■ MATERIAL SUPPLIED
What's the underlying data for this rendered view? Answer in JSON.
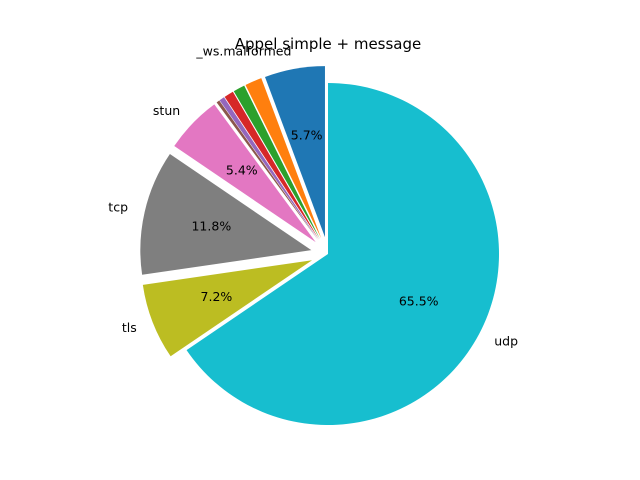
{
  "chart_data": {
    "type": "pie",
    "title": "Appel simple + message",
    "start_angle_deg": 90,
    "direction": "counterclockwise",
    "legend": "none",
    "slices": [
      {
        "label": "_ws.malformed",
        "value": 5.7,
        "pct_label": "5.7%",
        "color": "#1f77b4",
        "exploded": true
      },
      {
        "label": "",
        "value": 1.6,
        "pct_label": "",
        "color": "#ff7f0e",
        "exploded": true
      },
      {
        "label": "",
        "value": 1.1,
        "pct_label": "",
        "color": "#2ca02c",
        "exploded": true
      },
      {
        "label": "",
        "value": 0.9,
        "pct_label": "",
        "color": "#d62728",
        "exploded": true
      },
      {
        "label": "",
        "value": 0.5,
        "pct_label": "",
        "color": "#9467bd",
        "exploded": true
      },
      {
        "label": "",
        "value": 0.3,
        "pct_label": "",
        "color": "#8c564b",
        "exploded": true
      },
      {
        "label": "stun",
        "value": 5.4,
        "pct_label": "5.4%",
        "color": "#e377c2",
        "exploded": true
      },
      {
        "label": "tcp",
        "value": 11.8,
        "pct_label": "11.8%",
        "color": "#7f7f7f",
        "exploded": true
      },
      {
        "label": "tls",
        "value": 7.2,
        "pct_label": "7.2%",
        "color": "#bcbd22",
        "exploded": true
      },
      {
        "label": "udp",
        "value": 65.5,
        "pct_label": "65.5%",
        "color": "#17becf",
        "exploded": false
      }
    ]
  }
}
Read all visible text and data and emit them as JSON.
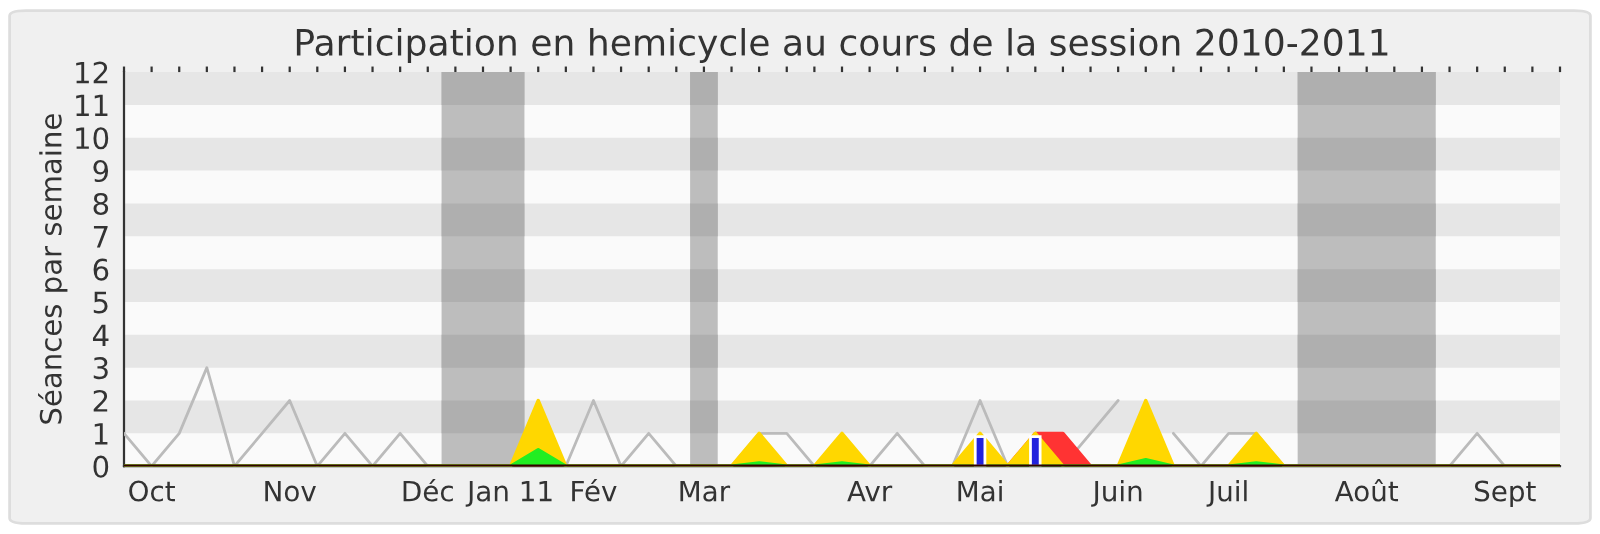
{
  "chart_data": {
    "type": "area",
    "title": "Participation en hemicycle au cours de la session 2010-2011",
    "ylabel": "Séances par semaine",
    "categories": [
      null,
      "Oct",
      null,
      null,
      null,
      null,
      "Nov",
      null,
      null,
      null,
      null,
      "Déc",
      null,
      null,
      "Jan 11",
      null,
      null,
      "Fév",
      null,
      null,
      null,
      "Mar",
      null,
      null,
      null,
      null,
      null,
      "Avr",
      null,
      null,
      null,
      "Mai",
      null,
      null,
      null,
      null,
      "Juin",
      null,
      null,
      null,
      "Juil",
      null,
      null,
      null,
      null,
      "Août",
      null,
      null,
      null,
      null,
      "Sept",
      null,
      null
    ],
    "series": [
      {
        "type": "line",
        "color": "#bbbbbb",
        "values": [
          1,
          0,
          1,
          3,
          0,
          1,
          2,
          0,
          1,
          0,
          1,
          0,
          0,
          0,
          0,
          null,
          0,
          2,
          0,
          1,
          0,
          0,
          0,
          1,
          1,
          0,
          null,
          0,
          1,
          0,
          0,
          2,
          0,
          null,
          0,
          1,
          2,
          null,
          1,
          0,
          1,
          1,
          0,
          0,
          0,
          0,
          0,
          0,
          0,
          1,
          0,
          0,
          0
        ]
      },
      {
        "color": "#ff3333",
        "values": [
          0,
          0,
          0,
          0,
          0,
          0,
          0,
          0,
          0,
          0,
          0,
          0,
          0,
          0,
          0,
          0,
          0,
          0,
          0,
          0,
          0,
          0,
          0,
          0,
          0,
          0,
          0,
          0,
          0,
          0,
          0,
          0,
          0,
          1,
          1,
          0,
          0,
          0,
          0,
          0,
          0,
          0,
          0,
          0,
          0,
          0,
          0,
          0,
          0,
          0,
          0,
          0,
          0
        ]
      },
      {
        "color": "#ffd700",
        "values": [
          0,
          0,
          0,
          0,
          0,
          0,
          0,
          0,
          0,
          0,
          0,
          0,
          0,
          0,
          0,
          2,
          0,
          0,
          0,
          0,
          0,
          0,
          0,
          1,
          0,
          0,
          1,
          0,
          0,
          0,
          0,
          1,
          0,
          1,
          0,
          0,
          0,
          2,
          0,
          0,
          0,
          1,
          0,
          0,
          0,
          0,
          0,
          0,
          0,
          0,
          0,
          0,
          0
        ]
      },
      {
        "color": "#22ee22",
        "values": [
          0,
          0,
          0,
          0,
          0,
          0,
          0,
          0,
          0,
          0,
          0,
          0,
          0,
          0,
          0,
          0.5,
          0,
          0,
          0,
          0,
          0,
          0,
          0,
          0.1,
          0,
          0,
          0.1,
          0,
          0,
          0,
          0,
          0,
          0,
          0,
          0,
          0,
          0,
          0.2,
          0,
          0,
          0,
          0.1,
          0,
          0,
          0,
          0,
          0,
          0,
          0,
          0,
          0,
          0,
          0
        ]
      },
      {
        "type": "bar",
        "color": "#2222dd",
        "values": [
          null,
          null,
          null,
          null,
          null,
          null,
          null,
          null,
          null,
          null,
          null,
          null,
          null,
          null,
          null,
          null,
          null,
          null,
          null,
          null,
          null,
          null,
          null,
          null,
          null,
          null,
          null,
          null,
          null,
          null,
          null,
          0.9,
          null,
          0.9,
          null,
          null,
          null,
          null,
          null,
          null,
          null,
          null,
          null,
          null,
          null,
          null,
          null,
          null,
          null,
          null,
          null,
          null,
          null
        ]
      }
    ],
    "ylim": [
      0,
      12
    ],
    "yticks": [
      0,
      1,
      2,
      3,
      4,
      5,
      6,
      7,
      8,
      9,
      10,
      11,
      12
    ],
    "grid": false
  }
}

■ DIRECTIONS
Each record above must be returned exactly as written, with its pictures omitted.

■ CORRECT RESPONSE
What's the underlying data for this rendered view? Answer in JSON.
{
  "chart_data": {
    "type": "pie",
    "title": "Appel simple + message",
    "start_angle_deg": 90,
    "direction": "counterclockwise",
    "legend": "none",
    "slices": [
      {
        "label": "_ws.malformed",
        "value": 5.7,
        "pct_label": "5.7%",
        "color": "#1f77b4",
        "exploded": true
      },
      {
        "label": "",
        "value": 1.6,
        "pct_label": "",
        "color": "#ff7f0e",
        "exploded": true
      },
      {
        "label": "",
        "value": 1.1,
        "pct_label": "",
        "color": "#2ca02c",
        "exploded": true
      },
      {
        "label": "",
        "value": 0.9,
        "pct_label": "",
        "color": "#d62728",
        "exploded": true
      },
      {
        "label": "",
        "value": 0.5,
        "pct_label": "",
        "color": "#9467bd",
        "exploded": true
      },
      {
        "label": "",
        "value": 0.3,
        "pct_label": "",
        "color": "#8c564b",
        "exploded": true
      },
      {
        "label": "stun",
        "value": 5.4,
        "pct_label": "5.4%",
        "color": "#e377c2",
        "exploded": true
      },
      {
        "label": "tcp",
        "value": 11.8,
        "pct_label": "11.8%",
        "color": "#7f7f7f",
        "exploded": true
      },
      {
        "label": "tls",
        "value": 7.2,
        "pct_label": "7.2%",
        "color": "#bcbd22",
        "exploded": true
      },
      {
        "label": "udp",
        "value": 65.5,
        "pct_label": "65.5%",
        "color": "#17becf",
        "exploded": false
      }
    ]
  }
}
Read all visible text and data and emit them as JSON.
{
  "chart_data": {
    "type": "area",
    "title": "Participation en hemicycle au cours de la session 2010-2011",
    "ylabel": "Séances par semaine",
    "categories": [
      null,
      "Oct",
      null,
      null,
      null,
      null,
      "Nov",
      null,
      null,
      null,
      null,
      "Déc",
      null,
      null,
      "Jan 11",
      null,
      null,
      "Fév",
      null,
      null,
      null,
      "Mar",
      null,
      null,
      null,
      null,
      null,
      "Avr",
      null,
      null,
      null,
      "Mai",
      null,
      null,
      null,
      null,
      "Juin",
      null,
      null,
      null,
      "Juil",
      null,
      null,
      null,
      null,
      "Août",
      null,
      null,
      null,
      null,
      "Sept",
      null,
      null
    ],
    "series": [
      {
        "type": "line",
        "color": "#bbbbbb",
        "values": [
          1,
          0,
          1,
          3,
          0,
          1,
          2,
          0,
          1,
          0,
          1,
          0,
          0,
          0,
          0,
          null,
          0,
          2,
          0,
          1,
          0,
          0,
          0,
          1,
          1,
          0,
          null,
          0,
          1,
          0,
          0,
          2,
          0,
          null,
          0,
          1,
          2,
          null,
          1,
          0,
          1,
          1,
          0,
          0,
          0,
          0,
          0,
          0,
          0,
          1,
          0,
          0,
          0
        ]
      },
      {
        "color": "#ff3333",
        "values": [
          0,
          0,
          0,
          0,
          0,
          0,
          0,
          0,
          0,
          0,
          0,
          0,
          0,
          0,
          0,
          0,
          0,
          0,
          0,
          0,
          0,
          0,
          0,
          0,
          0,
          0,
          0,
          0,
          0,
          0,
          0,
          0,
          0,
          1,
          1,
          0,
          0,
          0,
          0,
          0,
          0,
          0,
          0,
          0,
          0,
          0,
          0,
          0,
          0,
          0,
          0,
          0,
          0
        ]
      },
      {
        "color": "#ffd700",
        "values": [
          0,
          0,
          0,
          0,
          0,
          0,
          0,
          0,
          0,
          0,
          0,
          0,
          0,
          0,
          0,
          2,
          0,
          0,
          0,
          0,
          0,
          0,
          0,
          1,
          0,
          0,
          1,
          0,
          0,
          0,
          0,
          1,
          0,
          1,
          0,
          0,
          0,
          2,
          0,
          0,
          0,
          1,
          0,
          0,
          0,
          0,
          0,
          0,
          0,
          0,
          0,
          0,
          0
        ]
      },
      {
        "color": "#22ee22",
        "values": [
          0,
          0,
          0,
          0,
          0,
          0,
          0,
          0,
          0,
          0,
          0,
          0,
          0,
          0,
          0,
          0.5,
          0,
          0,
          0,
          0,
          0,
          0,
          0,
          0.1,
          0,
          0,
          0.1,
          0,
          0,
          0,
          0,
          0,
          0,
          0,
          0,
          0,
          0,
          0.2,
          0,
          0,
          0,
          0.1,
          0,
          0,
          0,
          0,
          0,
          0,
          0,
          0,
          0,
          0,
          0
        ]
      },
      {
        "type": "bar",
        "color": "#2222dd",
        "values": [
          null,
          null,
          null,
          null,
          null,
          null,
          null,
          null,
          null,
          null,
          null,
          null,
          null,
          null,
          null,
          null,
          null,
          null,
          null,
          null,
          null,
          null,
          null,
          null,
          null,
          null,
          null,
          null,
          null,
          null,
          null,
          0.9,
          null,
          0.9,
          null,
          null,
          null,
          null,
          null,
          null,
          null,
          null,
          null,
          null,
          null,
          null,
          null,
          null,
          null,
          null,
          null,
          null,
          null
        ]
      }
    ],
    "ylim": [
      0,
      12
    ],
    "yticks": [
      0,
      1,
      2,
      3,
      4,
      5,
      6,
      7,
      8,
      9,
      10,
      11,
      12
    ],
    "grid": false
  }
}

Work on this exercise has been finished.